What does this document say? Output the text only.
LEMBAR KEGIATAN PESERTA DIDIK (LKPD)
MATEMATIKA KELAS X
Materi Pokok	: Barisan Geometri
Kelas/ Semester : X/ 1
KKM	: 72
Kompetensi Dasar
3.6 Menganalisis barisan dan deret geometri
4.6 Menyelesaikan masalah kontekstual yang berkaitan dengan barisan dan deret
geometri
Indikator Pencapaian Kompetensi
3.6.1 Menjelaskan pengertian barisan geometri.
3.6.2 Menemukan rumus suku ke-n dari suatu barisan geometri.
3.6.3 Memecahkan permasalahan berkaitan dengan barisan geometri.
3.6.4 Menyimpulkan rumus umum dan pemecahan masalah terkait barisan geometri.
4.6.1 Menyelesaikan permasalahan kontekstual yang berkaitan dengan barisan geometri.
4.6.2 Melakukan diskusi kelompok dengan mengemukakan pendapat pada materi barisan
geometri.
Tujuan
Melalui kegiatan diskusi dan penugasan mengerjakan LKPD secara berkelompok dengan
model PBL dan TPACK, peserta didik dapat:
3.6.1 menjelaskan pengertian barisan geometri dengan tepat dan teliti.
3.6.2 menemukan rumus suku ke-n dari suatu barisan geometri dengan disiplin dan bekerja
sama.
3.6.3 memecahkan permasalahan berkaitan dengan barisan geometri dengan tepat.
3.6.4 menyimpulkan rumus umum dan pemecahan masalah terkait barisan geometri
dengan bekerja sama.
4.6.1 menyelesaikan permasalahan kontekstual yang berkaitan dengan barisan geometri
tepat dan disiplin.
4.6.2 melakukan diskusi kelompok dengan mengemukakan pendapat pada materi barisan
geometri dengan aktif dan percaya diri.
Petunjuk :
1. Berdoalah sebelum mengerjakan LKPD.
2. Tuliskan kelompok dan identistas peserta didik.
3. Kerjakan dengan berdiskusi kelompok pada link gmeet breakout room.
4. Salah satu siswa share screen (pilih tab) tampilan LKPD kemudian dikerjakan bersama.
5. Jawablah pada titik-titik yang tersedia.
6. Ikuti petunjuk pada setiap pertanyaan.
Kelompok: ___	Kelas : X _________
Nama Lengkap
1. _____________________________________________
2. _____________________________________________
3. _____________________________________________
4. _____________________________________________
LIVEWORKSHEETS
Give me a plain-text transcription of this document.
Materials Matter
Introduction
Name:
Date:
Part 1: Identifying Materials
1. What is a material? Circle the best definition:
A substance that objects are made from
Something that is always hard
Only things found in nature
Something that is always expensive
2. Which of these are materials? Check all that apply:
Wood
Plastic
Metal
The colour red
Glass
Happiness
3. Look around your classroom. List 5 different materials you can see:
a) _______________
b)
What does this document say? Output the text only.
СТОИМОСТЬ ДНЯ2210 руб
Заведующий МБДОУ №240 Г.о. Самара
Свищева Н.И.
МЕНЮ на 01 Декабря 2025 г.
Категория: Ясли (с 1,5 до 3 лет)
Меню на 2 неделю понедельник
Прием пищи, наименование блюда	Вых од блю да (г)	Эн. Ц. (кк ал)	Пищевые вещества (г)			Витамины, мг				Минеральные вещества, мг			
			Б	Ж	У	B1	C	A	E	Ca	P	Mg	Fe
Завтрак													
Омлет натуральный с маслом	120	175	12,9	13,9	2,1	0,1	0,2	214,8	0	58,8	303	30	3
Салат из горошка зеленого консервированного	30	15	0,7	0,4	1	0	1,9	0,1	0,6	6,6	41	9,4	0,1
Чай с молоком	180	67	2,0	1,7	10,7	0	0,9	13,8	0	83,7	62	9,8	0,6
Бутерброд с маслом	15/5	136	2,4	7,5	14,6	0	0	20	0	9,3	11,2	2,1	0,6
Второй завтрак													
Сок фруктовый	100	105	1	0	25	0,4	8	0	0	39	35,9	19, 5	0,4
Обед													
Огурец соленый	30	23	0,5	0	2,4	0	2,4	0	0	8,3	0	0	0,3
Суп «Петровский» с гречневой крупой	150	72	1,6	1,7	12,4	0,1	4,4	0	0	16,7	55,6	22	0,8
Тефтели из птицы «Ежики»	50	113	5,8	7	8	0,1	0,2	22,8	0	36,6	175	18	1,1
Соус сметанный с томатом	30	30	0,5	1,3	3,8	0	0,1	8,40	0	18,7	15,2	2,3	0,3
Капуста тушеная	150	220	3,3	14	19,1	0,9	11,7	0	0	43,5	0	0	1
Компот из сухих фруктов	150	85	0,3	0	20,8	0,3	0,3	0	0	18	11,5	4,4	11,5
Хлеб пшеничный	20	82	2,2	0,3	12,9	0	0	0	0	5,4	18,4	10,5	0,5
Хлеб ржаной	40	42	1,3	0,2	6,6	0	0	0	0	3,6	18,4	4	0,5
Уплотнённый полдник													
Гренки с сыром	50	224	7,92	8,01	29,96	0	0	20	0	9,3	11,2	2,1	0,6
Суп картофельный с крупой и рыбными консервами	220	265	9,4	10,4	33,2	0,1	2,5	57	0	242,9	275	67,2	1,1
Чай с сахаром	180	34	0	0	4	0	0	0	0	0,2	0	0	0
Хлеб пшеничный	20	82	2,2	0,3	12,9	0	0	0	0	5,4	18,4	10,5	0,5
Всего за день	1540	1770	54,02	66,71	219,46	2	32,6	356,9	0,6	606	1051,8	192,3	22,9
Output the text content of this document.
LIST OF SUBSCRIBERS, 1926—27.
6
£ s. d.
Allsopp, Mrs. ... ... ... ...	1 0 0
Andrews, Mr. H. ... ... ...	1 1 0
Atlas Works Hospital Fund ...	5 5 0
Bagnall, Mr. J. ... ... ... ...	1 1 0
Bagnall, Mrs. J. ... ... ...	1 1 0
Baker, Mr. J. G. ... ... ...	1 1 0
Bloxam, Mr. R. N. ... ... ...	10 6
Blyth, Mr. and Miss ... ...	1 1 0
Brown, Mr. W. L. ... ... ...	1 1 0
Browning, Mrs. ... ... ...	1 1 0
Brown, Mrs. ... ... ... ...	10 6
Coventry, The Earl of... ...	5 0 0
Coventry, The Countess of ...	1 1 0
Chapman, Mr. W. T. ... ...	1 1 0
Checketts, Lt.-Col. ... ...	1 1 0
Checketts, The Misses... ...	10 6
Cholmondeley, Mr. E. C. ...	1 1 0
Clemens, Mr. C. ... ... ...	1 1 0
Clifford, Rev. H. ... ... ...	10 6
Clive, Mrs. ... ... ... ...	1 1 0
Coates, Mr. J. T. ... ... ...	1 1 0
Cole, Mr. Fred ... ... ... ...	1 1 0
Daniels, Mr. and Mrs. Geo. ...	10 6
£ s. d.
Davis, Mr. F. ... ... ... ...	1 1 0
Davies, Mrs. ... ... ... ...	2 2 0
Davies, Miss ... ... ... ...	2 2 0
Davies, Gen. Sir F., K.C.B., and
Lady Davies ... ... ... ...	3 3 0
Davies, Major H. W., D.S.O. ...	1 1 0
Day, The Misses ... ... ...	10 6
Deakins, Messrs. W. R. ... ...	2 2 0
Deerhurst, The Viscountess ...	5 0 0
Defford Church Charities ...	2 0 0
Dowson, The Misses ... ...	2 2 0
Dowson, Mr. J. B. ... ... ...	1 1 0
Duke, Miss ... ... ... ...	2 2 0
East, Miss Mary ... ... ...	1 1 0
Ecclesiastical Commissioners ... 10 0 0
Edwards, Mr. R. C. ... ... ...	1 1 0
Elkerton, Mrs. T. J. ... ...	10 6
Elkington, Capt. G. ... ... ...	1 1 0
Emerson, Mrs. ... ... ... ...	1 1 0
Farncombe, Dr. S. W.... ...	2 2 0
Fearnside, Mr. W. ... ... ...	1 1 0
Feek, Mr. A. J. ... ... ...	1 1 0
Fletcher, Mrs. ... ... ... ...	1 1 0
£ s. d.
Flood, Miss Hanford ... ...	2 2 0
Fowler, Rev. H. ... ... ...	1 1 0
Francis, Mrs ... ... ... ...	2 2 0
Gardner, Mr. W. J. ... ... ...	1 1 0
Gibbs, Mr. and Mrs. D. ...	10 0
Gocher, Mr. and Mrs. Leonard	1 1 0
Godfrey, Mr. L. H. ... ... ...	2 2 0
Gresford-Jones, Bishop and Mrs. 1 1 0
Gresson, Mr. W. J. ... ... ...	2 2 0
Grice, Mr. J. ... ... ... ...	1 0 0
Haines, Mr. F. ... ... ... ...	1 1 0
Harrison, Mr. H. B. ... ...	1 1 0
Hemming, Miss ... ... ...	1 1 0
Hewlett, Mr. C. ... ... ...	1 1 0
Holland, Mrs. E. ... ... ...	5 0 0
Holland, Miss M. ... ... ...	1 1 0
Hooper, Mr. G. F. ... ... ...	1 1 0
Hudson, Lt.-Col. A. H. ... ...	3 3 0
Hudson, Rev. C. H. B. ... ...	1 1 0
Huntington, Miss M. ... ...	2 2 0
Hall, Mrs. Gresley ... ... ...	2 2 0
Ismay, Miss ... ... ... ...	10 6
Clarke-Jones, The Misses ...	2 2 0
########
*Goal:* Check each line of the entries for the string "pemecahan". Copy the lines that have it.

*Answer for the task:*
3.6.4 Menyimpulkan rumus umum dan pemecahan masalah terkait barisan geometri.
3.6.4 menyimpulkan rumus umum dan pemecahan masalah terkait barisan geometri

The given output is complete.